What you have to do:
Return a copy of each line that holds the string "boys".

Data entries
────────

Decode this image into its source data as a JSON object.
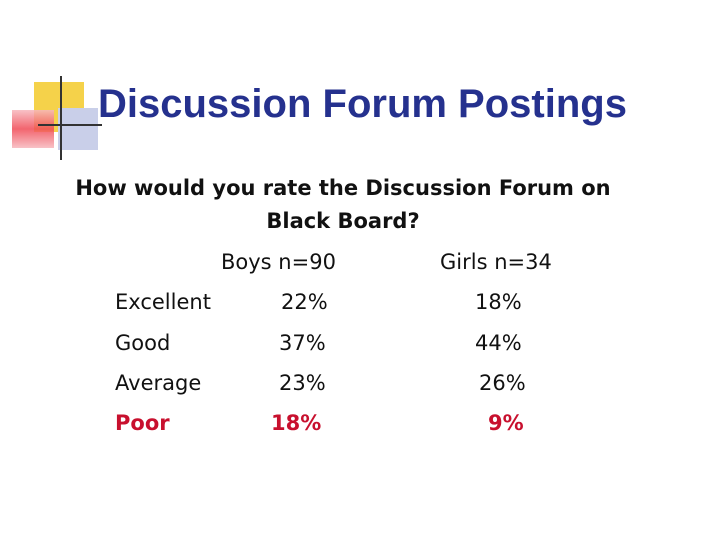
{
  "slide": {
    "title": "Discussion Forum Postings",
    "question_line1": "How would you rate the Discussion Forum on",
    "question_line2": "Black Board?",
    "accent_color": "#25318e",
    "highlight_color": "#c8102e"
  },
  "table": {
    "headers": {
      "boys": "Boys n=90",
      "girls": "Girls n=34"
    },
    "rows": [
      {
        "label": "Excellent",
        "boys": "22%",
        "girls": "18%"
      },
      {
        "label": "Good",
        "boys": "37%",
        "girls": "44%"
      },
      {
        "label": "Average",
        "boys": "23%",
        "girls": "26%"
      },
      {
        "label": "Poor",
        "boys": "18%",
        "girls": "9%"
      }
    ]
  }
}
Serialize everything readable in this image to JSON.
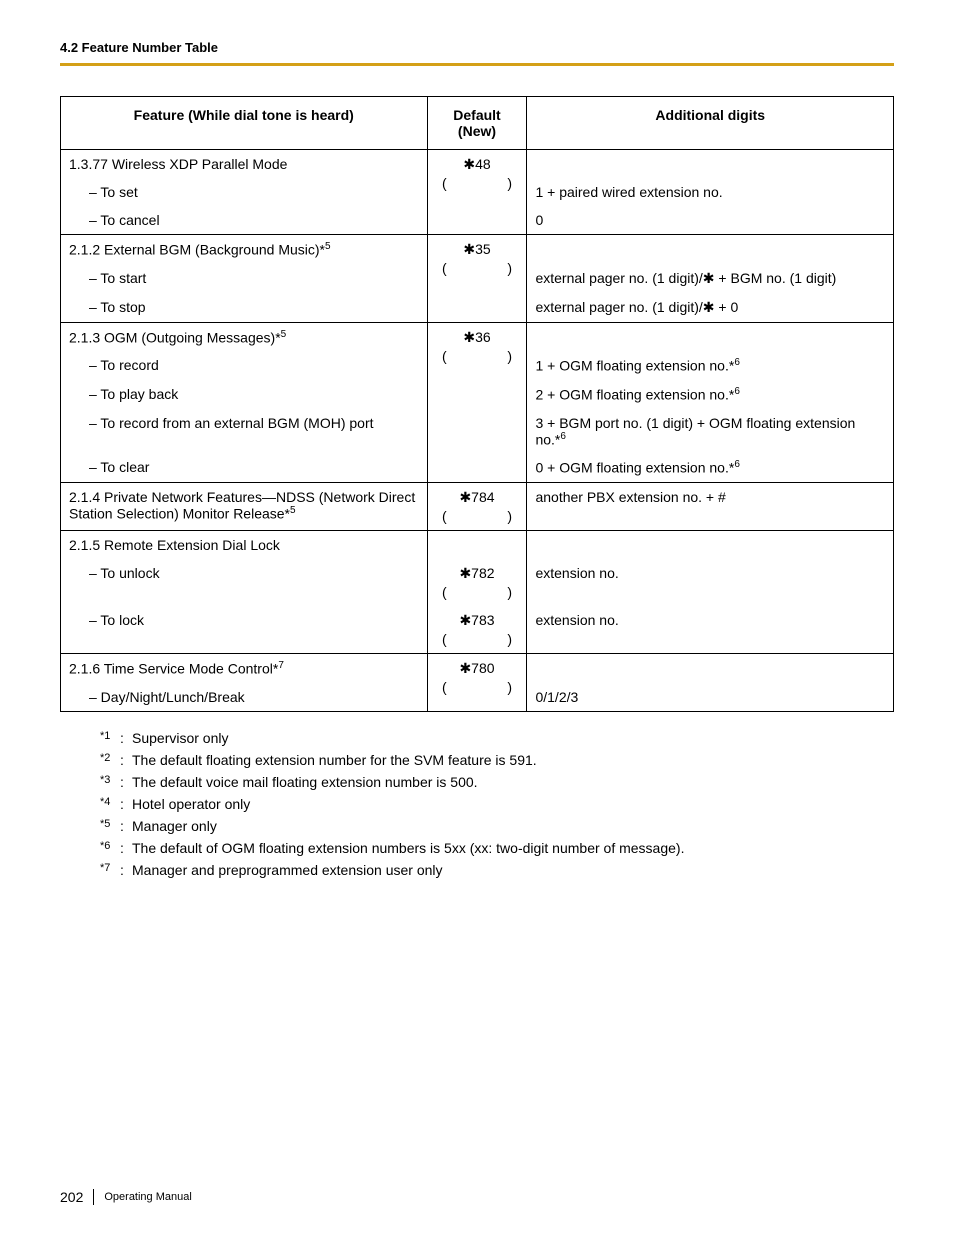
{
  "page": {
    "section_header": "4.2 Feature Number Table",
    "page_number": "202",
    "footer_title": "Operating Manual"
  },
  "table": {
    "headers": {
      "feature": "Feature (While dial tone is heard)",
      "default": "Default (New)",
      "additional": "Additional digits"
    },
    "groups": [
      {
        "title": "1.3.77 Wireless XDP Parallel Mode",
        "title_sup": "",
        "default_code": "48",
        "has_paren": true,
        "rows": [
          {
            "feature": "– To set",
            "additional": "1 + paired wired extension no."
          },
          {
            "feature": "– To cancel",
            "additional": "0"
          }
        ]
      },
      {
        "title": "2.1.2 External BGM (Background Music)*",
        "title_sup": "5",
        "default_code": "35",
        "has_paren": true,
        "rows": [
          {
            "feature": "– To start",
            "additional": "external pager no. (1 digit)/✱ + BGM no. (1 digit)"
          },
          {
            "feature": "– To stop",
            "additional": "external pager no. (1 digit)/✱ + 0"
          }
        ]
      },
      {
        "title": "2.1.3 OGM (Outgoing Messages)*",
        "title_sup": "5",
        "default_code": "36",
        "has_paren": true,
        "rows": [
          {
            "feature": "– To record",
            "additional": "1 + OGM floating extension no.*",
            "add_sup": "6"
          },
          {
            "feature": "– To play back",
            "additional": "2 + OGM floating extension no.*",
            "add_sup": "6"
          },
          {
            "feature": "– To record from an external BGM (MOH) port",
            "additional": "3 + BGM port no. (1 digit) + OGM floating extension no.*",
            "add_sup": "6"
          },
          {
            "feature": "– To clear",
            "additional": "0 + OGM floating extension no.*",
            "add_sup": "6"
          }
        ]
      },
      {
        "title": "2.1.4 Private Network Features—NDSS (Network Direct Station Selection) Monitor Release*",
        "title_sup": "5",
        "default_code": "784",
        "has_paren": true,
        "single_additional": "another PBX extension no. + #",
        "rows": []
      },
      {
        "title": "2.1.5 Remote Extension Dial Lock",
        "title_sup": "",
        "default_code": "",
        "has_paren": false,
        "rows_each_default": [
          {
            "feature": "– To unlock",
            "code": "782",
            "paren": true,
            "additional": "extension no."
          },
          {
            "feature": "– To lock",
            "code": "783",
            "paren": true,
            "additional": "extension no."
          }
        ]
      },
      {
        "title": "2.1.6 Time Service Mode Control*",
        "title_sup": "7",
        "default_code": "780",
        "has_paren": true,
        "rows": [
          {
            "feature": "– Day/Night/Lunch/Break",
            "additional": "0/1/2/3"
          }
        ]
      }
    ]
  },
  "footnotes": [
    {
      "mark": "*1",
      "text": "Supervisor only"
    },
    {
      "mark": "*2",
      "text": "The default floating extension number for the SVM feature is 591."
    },
    {
      "mark": "*3",
      "text": "The default voice mail floating extension number is 500."
    },
    {
      "mark": "*4",
      "text": "Hotel operator only"
    },
    {
      "mark": "*5",
      "text": "Manager only"
    },
    {
      "mark": "*6",
      "text": "The default of OGM floating extension numbers is 5xx (xx: two-digit number of message)."
    },
    {
      "mark": "*7",
      "text": "Manager and preprogrammed extension user only"
    }
  ],
  "glyphs": {
    "star": "✱",
    "open_paren": "(",
    "close_paren": ")"
  }
}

────────

Answer to the exercise:
      "boys": "Boys n=90",
        "boys": "22%",
        "boys": "37%",
        "boys": "23%",
        "boys": "18%",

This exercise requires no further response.